Work to be completed
Every line of the data must be copied exactly.

Supplied records
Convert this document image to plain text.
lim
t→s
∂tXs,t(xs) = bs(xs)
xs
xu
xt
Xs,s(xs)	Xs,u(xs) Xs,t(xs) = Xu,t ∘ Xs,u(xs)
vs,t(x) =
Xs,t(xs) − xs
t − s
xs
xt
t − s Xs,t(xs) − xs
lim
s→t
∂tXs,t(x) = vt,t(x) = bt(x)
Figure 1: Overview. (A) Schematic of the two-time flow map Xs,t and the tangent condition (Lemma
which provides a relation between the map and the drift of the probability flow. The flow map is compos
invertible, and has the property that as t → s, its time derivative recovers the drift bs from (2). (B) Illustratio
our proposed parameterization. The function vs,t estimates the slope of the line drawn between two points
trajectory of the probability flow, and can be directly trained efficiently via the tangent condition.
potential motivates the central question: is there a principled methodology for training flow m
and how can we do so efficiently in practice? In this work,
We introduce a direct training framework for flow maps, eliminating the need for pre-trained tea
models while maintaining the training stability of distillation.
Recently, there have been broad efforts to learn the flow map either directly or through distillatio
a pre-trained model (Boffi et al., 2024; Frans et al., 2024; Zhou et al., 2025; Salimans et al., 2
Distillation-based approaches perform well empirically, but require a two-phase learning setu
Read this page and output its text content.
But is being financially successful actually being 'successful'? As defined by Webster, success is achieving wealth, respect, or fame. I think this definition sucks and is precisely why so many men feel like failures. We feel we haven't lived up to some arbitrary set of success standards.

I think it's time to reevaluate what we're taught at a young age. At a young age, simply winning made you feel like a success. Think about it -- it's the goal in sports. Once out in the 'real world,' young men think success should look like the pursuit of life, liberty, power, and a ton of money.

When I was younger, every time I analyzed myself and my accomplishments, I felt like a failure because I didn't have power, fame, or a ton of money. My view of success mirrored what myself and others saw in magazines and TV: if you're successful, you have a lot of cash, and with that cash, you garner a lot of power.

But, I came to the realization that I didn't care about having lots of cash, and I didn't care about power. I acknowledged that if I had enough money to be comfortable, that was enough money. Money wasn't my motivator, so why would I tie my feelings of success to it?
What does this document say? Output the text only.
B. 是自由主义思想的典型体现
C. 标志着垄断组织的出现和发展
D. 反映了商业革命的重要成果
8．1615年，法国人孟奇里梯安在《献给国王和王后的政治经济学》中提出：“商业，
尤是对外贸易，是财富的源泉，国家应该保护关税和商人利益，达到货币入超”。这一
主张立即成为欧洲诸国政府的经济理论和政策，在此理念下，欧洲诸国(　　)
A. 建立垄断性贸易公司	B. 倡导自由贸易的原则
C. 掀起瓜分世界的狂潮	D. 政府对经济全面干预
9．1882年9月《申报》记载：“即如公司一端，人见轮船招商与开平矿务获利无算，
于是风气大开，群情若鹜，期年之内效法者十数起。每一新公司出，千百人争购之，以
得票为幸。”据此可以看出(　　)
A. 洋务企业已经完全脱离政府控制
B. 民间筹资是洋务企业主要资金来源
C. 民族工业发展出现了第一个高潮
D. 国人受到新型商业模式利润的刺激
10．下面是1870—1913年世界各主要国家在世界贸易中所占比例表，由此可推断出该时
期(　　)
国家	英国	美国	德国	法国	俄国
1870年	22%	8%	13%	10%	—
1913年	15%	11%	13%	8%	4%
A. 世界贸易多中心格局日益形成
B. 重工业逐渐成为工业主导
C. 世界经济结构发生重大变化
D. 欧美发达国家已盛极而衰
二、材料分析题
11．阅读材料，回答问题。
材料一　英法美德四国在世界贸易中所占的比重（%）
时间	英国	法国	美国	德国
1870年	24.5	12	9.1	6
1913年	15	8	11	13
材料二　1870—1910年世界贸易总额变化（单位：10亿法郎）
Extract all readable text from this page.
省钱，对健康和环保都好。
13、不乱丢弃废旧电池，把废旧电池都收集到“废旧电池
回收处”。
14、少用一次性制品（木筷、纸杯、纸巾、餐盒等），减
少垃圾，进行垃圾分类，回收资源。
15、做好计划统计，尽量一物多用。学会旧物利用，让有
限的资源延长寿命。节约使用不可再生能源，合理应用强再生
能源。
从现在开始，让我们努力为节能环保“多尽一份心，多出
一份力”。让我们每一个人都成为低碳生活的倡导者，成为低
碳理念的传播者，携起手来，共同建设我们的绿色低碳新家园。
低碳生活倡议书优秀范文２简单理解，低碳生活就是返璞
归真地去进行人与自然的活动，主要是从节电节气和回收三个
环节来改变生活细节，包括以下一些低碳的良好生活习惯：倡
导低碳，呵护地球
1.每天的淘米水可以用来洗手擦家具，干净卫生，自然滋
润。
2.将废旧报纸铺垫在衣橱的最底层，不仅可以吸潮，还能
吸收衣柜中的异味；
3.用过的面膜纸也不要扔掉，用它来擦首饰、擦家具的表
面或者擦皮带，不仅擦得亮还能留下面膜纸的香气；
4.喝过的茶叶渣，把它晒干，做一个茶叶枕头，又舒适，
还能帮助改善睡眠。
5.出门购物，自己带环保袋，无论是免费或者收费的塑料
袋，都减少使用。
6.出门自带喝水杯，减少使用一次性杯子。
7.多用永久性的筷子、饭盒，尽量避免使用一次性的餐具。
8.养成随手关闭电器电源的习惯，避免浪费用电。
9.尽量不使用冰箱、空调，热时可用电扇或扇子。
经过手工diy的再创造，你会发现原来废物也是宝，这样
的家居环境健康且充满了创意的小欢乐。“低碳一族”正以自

Correct output
Convert this document image to plain text.
lim
t→s
∂tXs,t(xs) = bs(xs)
xs
xu
xt
Xs,s(xs)	Xs,u(xs) Xs,t(xs) = Xu,t ∘ Xs,u(xs)
vs,t(x) =
Xs,t(xs) − xs
t − s
xs
xt
t − s Xs,t(xs) − xs
lim
s→t
∂tXs,t(x) = vt,t(x) = bt(x)
Figure 1: Overview. (A) Schematic of the two-time flow map Xs,t and the tangent condition (Lemma
which provides a relation between the map and the drift of the probability flow. The flow map is compos
invertible, and has the property that as t → s, its time derivative recovers the drift bs from (2). (B) Illustratio
our proposed parameterization. The function vs,t estimates the slope of the line drawn between two points
trajectory of the probability flow, and can be directly trained efficiently via the tangent condition.
potential motivates the central question: is there a principled methodology for training flow m
and how can we do so efficiently in practice? In this work,
We introduce a direct training framework for flow maps, eliminating the need for pre-trained tea
models while maintaining the training stability of distillation.
Recently, there have been broad efforts to learn the flow map either directly or through distillatio
a pre-trained model (Boffi et al., 2024; Frans et al., 2024; Zhou et al., 2025; Salimans et al., 2
Distillation-based approaches perform well empirically, but require a two-phase learning setu
Read this page and output its text content.
But is being financially successful actually being 'successful'? As defined by Webster, success is achieving wealth, respect, or fame. I think this definition sucks and is precisely why so many men feel like failures. We feel we haven't lived up to some arbitrary set of success standards.

I think it's time to reevaluate what we're taught at a young age. At a young age, simply winning made you feel like a success. Think about it -- it's the goal in sports. Once out in the 'real world,' young men think success should look like the pursuit of life, liberty, power, and a ton of money.

When I was younger, every time I analyzed myself and my accomplishments, I felt like a failure because I didn't have power, fame, or a ton of money. My view of success mirrored what myself and others saw in magazines and TV: if you're successful, you have a lot of cash, and with that cash, you garner a lot of power.

But, I came to the realization that I didn't care about having lots of cash, and I didn't care about power. I acknowledged that if I had enough money to be comfortable, that was enough money. Money wasn't my motivator, so why would I tie my feelings of success to it?
What does this document say? Output the text only.
B. 是自由主义思想的典型体现
C. 标志着垄断组织的出现和发展
D. 反映了商业革命的重要成果
8．1615年，法国人孟奇里梯安在《献给国王和王后的政治经济学》中提出：“商业，
尤是对外贸易，是财富的源泉，国家应该保护关税和商人利益，达到货币入超”。这一
主张立即成为欧洲诸国政府的经济理论和政策，在此理念下，欧洲诸国(　　)
A. 建立垄断性贸易公司	B. 倡导自由贸易的原则
C. 掀起瓜分世界的狂潮	D. 政府对经济全面干预
9．1882年9月《申报》记载：“即如公司一端，人见轮船招商与开平矿务获利无算，
于是风气大开，群情若鹜，期年之内效法者十数起。每一新公司出，千百人争购之，以
得票为幸。”据此可以看出(　　)
A. 洋务企业已经完全脱离政府控制
B. 民间筹资是洋务企业主要资金来源
C. 民族工业发展出现了第一个高潮
D. 国人受到新型商业模式利润的刺激
10．下面是1870—1913年世界各主要国家在世界贸易中所占比例表，由此可推断出该时
期(　　)
国家	英国	美国	德国	法国	俄国
1870年	22%	8%	13%	10%	—
1913年	15%	11%	13%	8%	4%
A. 世界贸易多中心格局日益形成
B. 重工业逐渐成为工业主导
C. 世界经济结构发生重大变化
D. 欧美发达国家已盛极而衰
二、材料分析题
11．阅读材料，回答问题。
材料一　英法美德四国在世界贸易中所占的比重（%）
时间	英国	法国	美国	德国
1870年	24.5	12	9.1	6
1913年	15	8	11	13
材料二　1870—1910年世界贸易总额变化（单位：10亿法郎）
Extract all readable text from this page.
省钱，对健康和环保都好。
13、不乱丢弃废旧电池，把废旧电池都收集到“废旧电池
回收处”。
14、少用一次性制品（木筷、纸杯、纸巾、餐盒等），减
少垃圾，进行垃圾分类，回收资源。
15、做好计划统计，尽量一物多用。学会旧物利用，让有
限的资源延长寿命。节约使用不可再生能源，合理应用强再生
能源。
从现在开始，让我们努力为节能环保“多尽一份心，多出
一份力”。让我们每一个人都成为低碳生活的倡导者，成为低
碳理念的传播者，携起手来，共同建设我们的绿色低碳新家园。
低碳生活倡议书优秀范文２简单理解，低碳生活就是返璞
归真地去进行人与自然的活动，主要是从节电节气和回收三个
环节来改变生活细节，包括以下一些低碳的良好生活习惯：倡
导低碳，呵护地球
1.每天的淘米水可以用来洗手擦家具，干净卫生，自然滋
润。
2.将废旧报纸铺垫在衣橱的最底层，不仅可以吸潮，还能
吸收衣柜中的异味；
3.用过的面膜纸也不要扔掉，用它来擦首饰、擦家具的表
面或者擦皮带，不仅擦得亮还能留下面膜纸的香气；
4.喝过的茶叶渣，把它晒干，做一个茶叶枕头，又舒适，
还能帮助改善睡眠。
5.出门购物，自己带环保袋，无论是免费或者收费的塑料
袋，都减少使用。
6.出门自带喝水杯，减少使用一次性杯子。
7.多用永久性的筷子、饭盒，尽量避免使用一次性的餐具。
8.养成随手关闭电器电源的习惯，避免浪费用电。
9.尽量不使用冰箱、空调，热时可用电扇或扇子。
经过手工diy的再创造，你会发现原来废物也是宝，这样
的家居环境健康且充满了创意的小欢乐。“低碳一族”正以自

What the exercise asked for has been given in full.